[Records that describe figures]
....
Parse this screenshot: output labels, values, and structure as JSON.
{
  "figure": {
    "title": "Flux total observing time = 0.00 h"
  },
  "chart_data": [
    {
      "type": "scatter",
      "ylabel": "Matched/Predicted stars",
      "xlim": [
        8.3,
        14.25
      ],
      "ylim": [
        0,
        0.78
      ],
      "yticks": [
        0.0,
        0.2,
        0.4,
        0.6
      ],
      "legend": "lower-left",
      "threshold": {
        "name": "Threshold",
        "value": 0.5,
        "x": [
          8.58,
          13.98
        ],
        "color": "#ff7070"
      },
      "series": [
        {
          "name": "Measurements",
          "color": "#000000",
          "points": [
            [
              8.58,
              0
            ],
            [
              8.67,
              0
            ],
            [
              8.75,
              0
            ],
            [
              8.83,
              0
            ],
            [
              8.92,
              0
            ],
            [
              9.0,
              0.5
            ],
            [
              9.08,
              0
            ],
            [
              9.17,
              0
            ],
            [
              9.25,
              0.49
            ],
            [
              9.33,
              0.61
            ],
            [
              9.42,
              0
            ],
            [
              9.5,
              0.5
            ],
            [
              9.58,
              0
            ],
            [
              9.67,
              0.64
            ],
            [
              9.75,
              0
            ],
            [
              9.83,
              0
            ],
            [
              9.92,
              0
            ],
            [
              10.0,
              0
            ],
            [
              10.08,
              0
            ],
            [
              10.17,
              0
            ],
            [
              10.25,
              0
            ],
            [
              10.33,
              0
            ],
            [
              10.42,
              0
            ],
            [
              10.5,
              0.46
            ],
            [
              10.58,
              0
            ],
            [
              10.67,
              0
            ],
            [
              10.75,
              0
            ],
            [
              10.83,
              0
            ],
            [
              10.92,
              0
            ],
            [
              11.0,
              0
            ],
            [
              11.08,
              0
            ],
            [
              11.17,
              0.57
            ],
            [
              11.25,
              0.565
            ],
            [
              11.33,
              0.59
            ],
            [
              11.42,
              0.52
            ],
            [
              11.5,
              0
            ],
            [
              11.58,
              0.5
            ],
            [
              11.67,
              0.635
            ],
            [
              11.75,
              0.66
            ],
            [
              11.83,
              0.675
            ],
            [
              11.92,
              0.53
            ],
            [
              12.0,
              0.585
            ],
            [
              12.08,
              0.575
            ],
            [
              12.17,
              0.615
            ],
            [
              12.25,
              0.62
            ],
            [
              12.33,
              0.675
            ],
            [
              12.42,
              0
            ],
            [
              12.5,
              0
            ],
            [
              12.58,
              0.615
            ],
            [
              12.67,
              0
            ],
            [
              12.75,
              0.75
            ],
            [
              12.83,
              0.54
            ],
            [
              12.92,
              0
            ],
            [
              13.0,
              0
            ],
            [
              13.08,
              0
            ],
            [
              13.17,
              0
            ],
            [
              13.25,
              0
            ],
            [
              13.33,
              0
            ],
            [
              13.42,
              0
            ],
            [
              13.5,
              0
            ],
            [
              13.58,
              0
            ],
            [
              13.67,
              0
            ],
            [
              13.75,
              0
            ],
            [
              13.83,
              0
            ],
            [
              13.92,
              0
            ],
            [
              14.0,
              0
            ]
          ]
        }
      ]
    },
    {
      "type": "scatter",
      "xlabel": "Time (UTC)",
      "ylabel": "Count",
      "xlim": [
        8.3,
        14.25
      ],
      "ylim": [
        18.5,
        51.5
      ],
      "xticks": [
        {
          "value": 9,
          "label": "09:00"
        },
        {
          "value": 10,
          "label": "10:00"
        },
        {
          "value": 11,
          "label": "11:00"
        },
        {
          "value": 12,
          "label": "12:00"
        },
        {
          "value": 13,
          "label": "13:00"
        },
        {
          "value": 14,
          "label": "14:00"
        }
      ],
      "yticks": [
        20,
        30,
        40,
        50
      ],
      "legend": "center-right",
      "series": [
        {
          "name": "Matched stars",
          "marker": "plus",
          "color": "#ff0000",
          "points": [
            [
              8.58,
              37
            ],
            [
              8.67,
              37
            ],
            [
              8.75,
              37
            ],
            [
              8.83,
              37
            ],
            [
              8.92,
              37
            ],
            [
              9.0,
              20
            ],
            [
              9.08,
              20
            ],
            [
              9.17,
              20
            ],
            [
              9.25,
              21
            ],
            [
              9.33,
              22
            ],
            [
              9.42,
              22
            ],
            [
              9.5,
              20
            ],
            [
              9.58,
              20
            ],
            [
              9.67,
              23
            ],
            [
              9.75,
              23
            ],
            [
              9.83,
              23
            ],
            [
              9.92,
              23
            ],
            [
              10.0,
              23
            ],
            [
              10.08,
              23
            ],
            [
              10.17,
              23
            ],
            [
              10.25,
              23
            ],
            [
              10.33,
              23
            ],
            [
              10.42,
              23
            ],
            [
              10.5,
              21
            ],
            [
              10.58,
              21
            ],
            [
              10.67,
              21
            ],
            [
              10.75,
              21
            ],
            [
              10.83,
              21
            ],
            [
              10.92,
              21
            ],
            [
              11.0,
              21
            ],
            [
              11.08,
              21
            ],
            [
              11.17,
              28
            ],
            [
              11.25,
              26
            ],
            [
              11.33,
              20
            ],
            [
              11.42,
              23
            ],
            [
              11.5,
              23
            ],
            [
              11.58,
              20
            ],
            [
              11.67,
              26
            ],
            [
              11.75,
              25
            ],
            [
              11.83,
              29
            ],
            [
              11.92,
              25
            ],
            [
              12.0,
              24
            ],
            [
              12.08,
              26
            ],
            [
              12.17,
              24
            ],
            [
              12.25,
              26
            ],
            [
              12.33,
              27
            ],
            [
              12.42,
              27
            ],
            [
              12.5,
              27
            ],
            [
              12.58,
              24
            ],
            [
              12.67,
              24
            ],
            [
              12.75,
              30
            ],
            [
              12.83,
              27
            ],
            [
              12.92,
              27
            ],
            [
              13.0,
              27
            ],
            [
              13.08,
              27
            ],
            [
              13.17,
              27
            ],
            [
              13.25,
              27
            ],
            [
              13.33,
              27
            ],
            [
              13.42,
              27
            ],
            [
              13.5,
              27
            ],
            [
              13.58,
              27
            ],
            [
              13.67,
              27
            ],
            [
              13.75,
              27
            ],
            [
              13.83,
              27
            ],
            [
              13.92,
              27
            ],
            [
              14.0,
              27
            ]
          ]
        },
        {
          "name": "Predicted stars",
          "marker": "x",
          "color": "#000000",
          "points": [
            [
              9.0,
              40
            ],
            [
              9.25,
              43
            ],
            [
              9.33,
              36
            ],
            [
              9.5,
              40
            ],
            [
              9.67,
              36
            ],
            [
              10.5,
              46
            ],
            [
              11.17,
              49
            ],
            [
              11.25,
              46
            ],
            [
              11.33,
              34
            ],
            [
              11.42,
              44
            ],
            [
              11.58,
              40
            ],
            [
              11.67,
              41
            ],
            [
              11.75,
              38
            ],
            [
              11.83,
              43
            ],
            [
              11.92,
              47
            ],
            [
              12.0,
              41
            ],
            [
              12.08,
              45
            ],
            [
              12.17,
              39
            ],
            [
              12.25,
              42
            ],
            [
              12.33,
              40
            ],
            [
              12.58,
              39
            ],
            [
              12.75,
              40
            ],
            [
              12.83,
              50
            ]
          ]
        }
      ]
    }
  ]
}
....
Quote every record above exactly.

Parse this screenshot: output labels, values, and structure as JSON.
{
  "figure": {
    "title": "Flux total observing time = 0.00 h"
  },
  "chart_data": [
    {
      "type": "scatter",
      "ylabel": "Matched/Predicted stars",
      "xlim": [
        8.3,
        14.25
      ],
      "ylim": [
        0,
        0.78
      ],
      "yticks": [
        0.0,
        0.2,
        0.4,
        0.6
      ],
      "legend": "lower-left",
      "threshold": {
        "name": "Threshold",
        "value": 0.5,
        "x": [
          8.58,
          13.98
        ],
        "color": "#ff7070"
      },
      "series": [
        {
          "name": "Measurements",
          "color": "#000000",
          "points": [
            [
              8.58,
              0
            ],
            [
              8.67,
              0
            ],
            [
              8.75,
              0
            ],
            [
              8.83,
              0
            ],
            [
              8.92,
              0
            ],
            [
              9.0,
              0.5
            ],
            [
              9.08,
              0
            ],
            [
              9.17,
              0
            ],
            [
              9.25,
              0.49
            ],
            [
              9.33,
              0.61
            ],
            [
              9.42,
              0
            ],
            [
              9.5,
              0.5
            ],
            [
              9.58,
              0
            ],
            [
              9.67,
              0.64
            ],
            [
              9.75,
              0
            ],
            [
              9.83,
              0
            ],
            [
              9.92,
              0
            ],
            [
              10.0,
              0
            ],
            [
              10.08,
              0
            ],
            [
              10.17,
              0
            ],
            [
              10.25,
              0
            ],
            [
              10.33,
              0
            ],
            [
              10.42,
              0
            ],
            [
              10.5,
              0.46
            ],
            [
              10.58,
              0
            ],
            [
              10.67,
              0
            ],
            [
              10.75,
              0
            ],
            [
              10.83,
              0
            ],
            [
              10.92,
              0
            ],
            [
              11.0,
              0
            ],
            [
              11.08,
              0
            ],
            [
              11.17,
              0.57
            ],
            [
              11.25,
              0.565
            ],
            [
              11.33,
              0.59
            ],
            [
              11.42,
              0.52
            ],
            [
              11.5,
              0
            ],
            [
              11.58,
              0.5
            ],
            [
              11.67,
              0.635
            ],
            [
              11.75,
              0.66
            ],
            [
              11.83,
              0.675
            ],
            [
              11.92,
              0.53
            ],
            [
              12.0,
              0.585
            ],
            [
              12.08,
              0.575
            ],
            [
              12.17,
              0.615
            ],
            [
              12.25,
              0.62
            ],
            [
              12.33,
              0.675
            ],
            [
              12.42,
              0
            ],
            [
              12.5,
              0
            ],
            [
              12.58,
              0.615
            ],
            [
              12.67,
              0
            ],
            [
              12.75,
              0.75
            ],
            [
              12.83,
              0.54
            ],
            [
              12.92,
              0
            ],
            [
              13.0,
              0
            ],
            [
              13.08,
              0
            ],
            [
              13.17,
              0
            ],
            [
              13.25,
              0
            ],
            [
              13.33,
              0
            ],
            [
              13.42,
              0
            ],
            [
              13.5,
              0
            ],
            [
              13.58,
              0
            ],
            [
              13.67,
              0
            ],
            [
              13.75,
              0
            ],
            [
              13.83,
              0
            ],
            [
              13.92,
              0
            ],
            [
              14.0,
              0
            ]
          ]
        }
      ]
    },
    {
      "type": "scatter",
      "xlabel": "Time (UTC)",
      "ylabel": "Count",
      "xlim": [
        8.3,
        14.25
      ],
      "ylim": [
        18.5,
        51.5
      ],
      "xticks": [
        {
          "value": 9,
          "label": "09:00"
        },
        {
          "value": 10,
          "label": "10:00"
        },
        {
          "value": 11,
          "label": "11:00"
        },
        {
          "value": 12,
          "label": "12:00"
        },
        {
          "value": 13,
          "label": "13:00"
        },
        {
          "value": 14,
          "label": "14:00"
        }
      ],
      "yticks": [
        20,
        30,
        40,
        50
      ],
      "legend": "center-right",
      "series": [
        {
          "name": "Matched stars",
          "marker": "plus",
          "color": "#ff0000",
          "points": [
            [
              8.58,
              37
            ],
            [
              8.67,
              37
            ],
            [
              8.75,
              37
            ],
            [
              8.83,
              37
            ],
            [
              8.92,
              37
            ],
            [
              9.0,
              20
            ],
            [
              9.08,
              20
            ],
            [
              9.17,
              20
            ],
            [
              9.25,
              21
            ],
            [
              9.33,
              22
            ],
            [
              9.42,
              22
            ],
            [
              9.5,
              20
            ],
            [
              9.58,
              20
            ],
            [
              9.67,
              23
            ],
            [
              9.75,
              23
            ],
            [
              9.83,
              23
            ],
            [
              9.92,
              23
            ],
            [
              10.0,
              23
            ],
            [
              10.08,
              23
            ],
            [
              10.17,
              23
            ],
            [
              10.25,
              23
            ],
            [
              10.33,
              23
            ],
            [
              10.42,
              23
            ],
            [
              10.5,
              21
            ],
            [
              10.58,
              21
            ],
            [
              10.67,
              21
            ],
            [
              10.75,
              21
            ],
            [
              10.83,
              21
            ],
            [
              10.92,
              21
            ],
            [
              11.0,
              21
            ],
            [
              11.08,
              21
            ],
            [
              11.17,
              28
            ],
            [
              11.25,
              26
            ],
            [
              11.33,
              20
            ],
            [
              11.42,
              23
            ],
            [
              11.5,
              23
            ],
            [
              11.58,
              20
            ],
            [
              11.67,
              26
            ],
            [
              11.75,
              25
            ],
            [
              11.83,
              29
            ],
            [
              11.92,
              25
            ],
            [
              12.0,
              24
            ],
            [
              12.08,
              26
            ],
            [
              12.17,
              24
            ],
            [
              12.25,
              26
            ],
            [
              12.33,
              27
            ],
            [
              12.42,
              27
            ],
            [
              12.5,
              27
            ],
            [
              12.58,
              24
            ],
            [
              12.67,
              24
            ],
            [
              12.75,
              30
            ],
            [
              12.83,
              27
            ],
            [
              12.92,
              27
            ],
            [
              13.0,
              27
            ],
            [
              13.08,
              27
            ],
            [
              13.17,
              27
            ],
            [
              13.25,
              27
            ],
            [
              13.33,
              27
            ],
            [
              13.42,
              27
            ],
            [
              13.5,
              27
            ],
            [
              13.58,
              27
            ],
            [
              13.67,
              27
            ],
            [
              13.75,
              27
            ],
            [
              13.83,
              27
            ],
            [
              13.92,
              27
            ],
            [
              14.0,
              27
            ]
          ]
        },
        {
          "name": "Predicted stars",
          "marker": "x",
          "color": "#000000",
          "points": [
            [
              9.0,
              40
            ],
            [
              9.25,
              43
            ],
            [
              9.33,
              36
            ],
            [
              9.5,
              40
            ],
            [
              9.67,
              36
            ],
            [
              10.5,
              46
            ],
            [
              11.17,
              49
            ],
            [
              11.25,
              46
            ],
            [
              11.33,
              34
            ],
            [
              11.42,
              44
            ],
            [
              11.58,
              40
            ],
            [
              11.67,
              41
            ],
            [
              11.75,
              38
            ],
            [
              11.83,
              43
            ],
            [
              11.92,
              47
            ],
            [
              12.0,
              41
            ],
            [
              12.08,
              45
            ],
            [
              12.17,
              39
            ],
            [
              12.25,
              42
            ],
            [
              12.33,
              40
            ],
            [
              12.58,
              39
            ],
            [
              12.75,
              40
            ],
            [
              12.83,
              50
            ]
          ]
        }
      ]
    }
  ]
}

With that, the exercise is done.